* **Given exercise**
All of the lines below are to be printed again exactly; images are excluded from the output.

* **Material for the task**
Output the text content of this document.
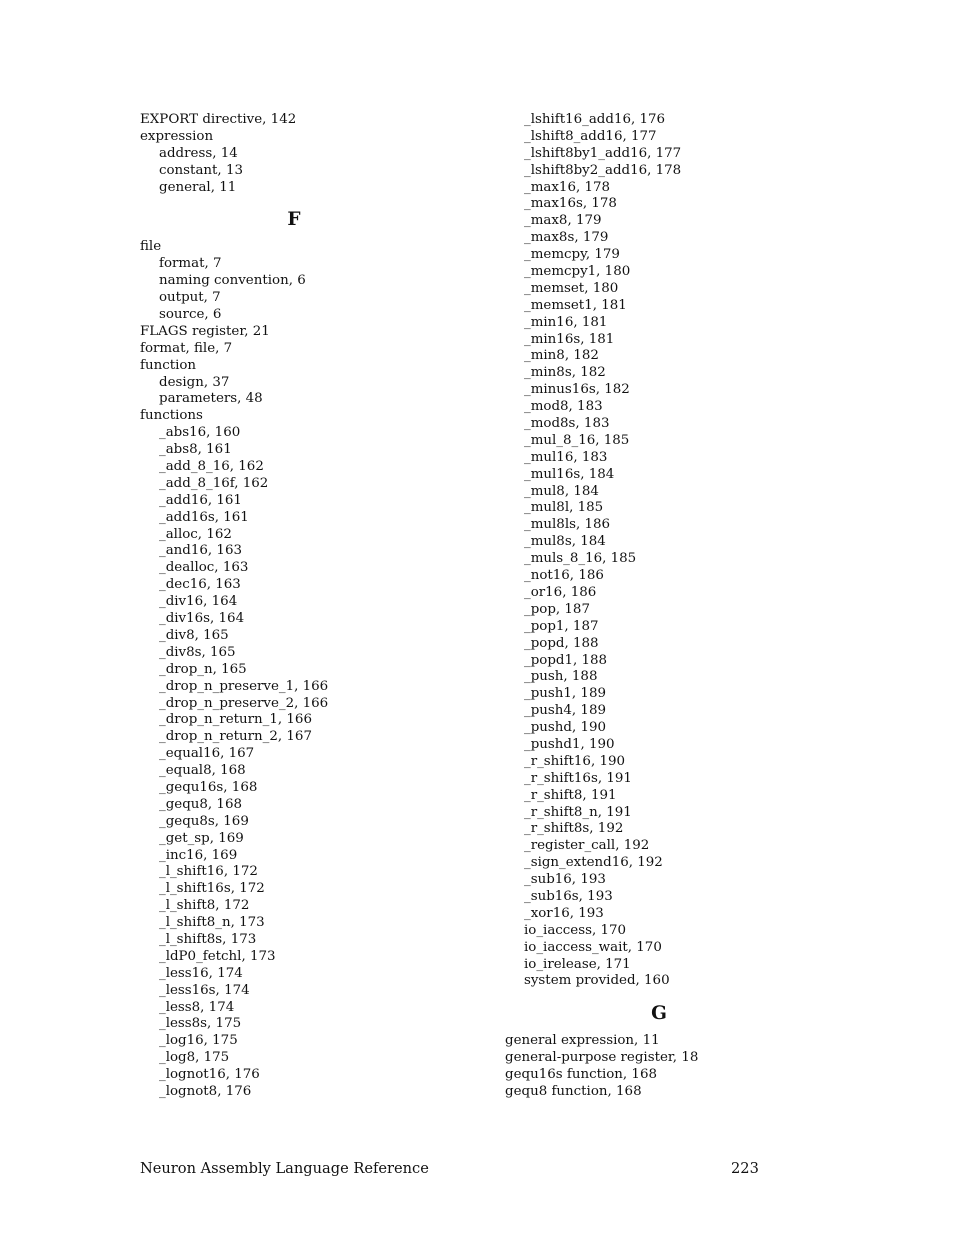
EXPORT directive, 142
expression
address, 14
constant, 13
general, 11
F
file
format, 7
naming convention, 6
output, 7
source, 6
FLAGS register, 21
format, file, 7
function
design, 37
parameters, 48
functions
_abs16, 160
_abs8, 161
_add_8_16, 162
_add_8_16f, 162
_add16, 161
_add16s, 161
_alloc, 162
_and16, 163
_dealloc, 163
_dec16, 163
_div16, 164
_div16s, 164
_div8, 165
_div8s, 165
_drop_n, 165
_drop_n_preserve_1, 166
_drop_n_preserve_2, 166
_drop_n_return_1, 166
_drop_n_return_2, 167
_equal16, 167
_equal8, 168
_gequ16s, 168
_gequ8, 168
_gequ8s, 169
_get_sp, 169
_inc16, 169
_l_shift16, 172
_l_shift16s, 172
_l_shift8, 172
_l_shift8_n, 173
_l_shift8s, 173
_ldP0_fetchl, 173
_less16, 174
_less16s, 174
_less8, 174
_less8s, 175
_log16, 175
_log8, 175
_lognot16, 176
_lognot8, 176
_lshift16_add16, 176
_lshift8_add16, 177
_lshift8by1_add16, 177
_lshift8by2_add16, 178
_max16, 178
_max16s, 178
_max8, 179
_max8s, 179
_memcpy, 179
_memcpy1, 180
_memset, 180
_memset1, 181
_min16, 181
_min16s, 181
_min8, 182
_min8s, 182
_minus16s, 182
_mod8, 183
_mod8s, 183
_mul_8_16, 185
_mul16, 183
_mul16s, 184
_mul8, 184
_mul8l, 185
_mul8ls, 186
_mul8s, 184
_muls_8_16, 185
_not16, 186
_or16, 186
_pop, 187
_pop1, 187
_popd, 188
_popd1, 188
_push, 188
_push1, 189
_push4, 189
_pushd, 190
_pushd1, 190
_r_shift16, 190
_r_shift16s, 191
_r_shift8, 191
_r_shift8_n, 191
_r_shift8s, 192
_register_call, 192
_sign_extend16, 192
_sub16, 193
_sub16s, 193
_xor16, 193
io_iaccess, 170
io_iaccess_wait, 170
io_irelease, 171
system provided, 160
G
general expression, 11
general-purpose register, 18
gequ16s function, 168
gequ8 function, 168
Neuron Assembly Language Reference	223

* **Written response**
Output the text content of this document.
EXPORT directive, 142
expression
address, 14
constant, 13
general, 11
F
file
format, 7
naming convention, 6
output, 7
source, 6
FLAGS register, 21
format, file, 7
function
design, 37
parameters, 48
functions
_abs16, 160
_abs8, 161
_add_8_16, 162
_add_8_16f, 162
_add16, 161
_add16s, 161
_alloc, 162
_and16, 163
_dealloc, 163
_dec16, 163
_div16, 164
_div16s, 164
_div8, 165
_div8s, 165
_drop_n, 165
_drop_n_preserve_1, 166
_drop_n_preserve_2, 166
_drop_n_return_1, 166
_drop_n_return_2, 167
_equal16, 167
_equal8, 168
_gequ16s, 168
_gequ8, 168
_gequ8s, 169
_get_sp, 169
_inc16, 169
_l_shift16, 172
_l_shift16s, 172
_l_shift8, 172
_l_shift8_n, 173
_l_shift8s, 173
_ldP0_fetchl, 173
_less16, 174
_less16s, 174
_less8, 174
_less8s, 175
_log16, 175
_log8, 175
_lognot16, 176
_lognot8, 176
_lshift16_add16, 176
_lshift8_add16, 177
_lshift8by1_add16, 177
_lshift8by2_add16, 178
_max16, 178
_max16s, 178
_max8, 179
_max8s, 179
_memcpy, 179
_memcpy1, 180
_memset, 180
_memset1, 181
_min16, 181
_min16s, 181
_min8, 182
_min8s, 182
_minus16s, 182
_mod8, 183
_mod8s, 183
_mul_8_16, 185
_mul16, 183
_mul16s, 184
_mul8, 184
_mul8l, 185
_mul8ls, 186
_mul8s, 184
_muls_8_16, 185
_not16, 186
_or16, 186
_pop, 187
_pop1, 187
_popd, 188
_popd1, 188
_push, 188
_push1, 189
_push4, 189
_pushd, 190
_pushd1, 190
_r_shift16, 190
_r_shift16s, 191
_r_shift8, 191
_r_shift8_n, 191
_r_shift8s, 192
_register_call, 192
_sign_extend16, 192
_sub16, 193
_sub16s, 193
_xor16, 193
io_iaccess, 170
io_iaccess_wait, 170
io_irelease, 171
system provided, 160
G
general expression, 11
general-purpose register, 18
gequ16s function, 168
gequ8 function, 168
Neuron Assembly Language Reference	223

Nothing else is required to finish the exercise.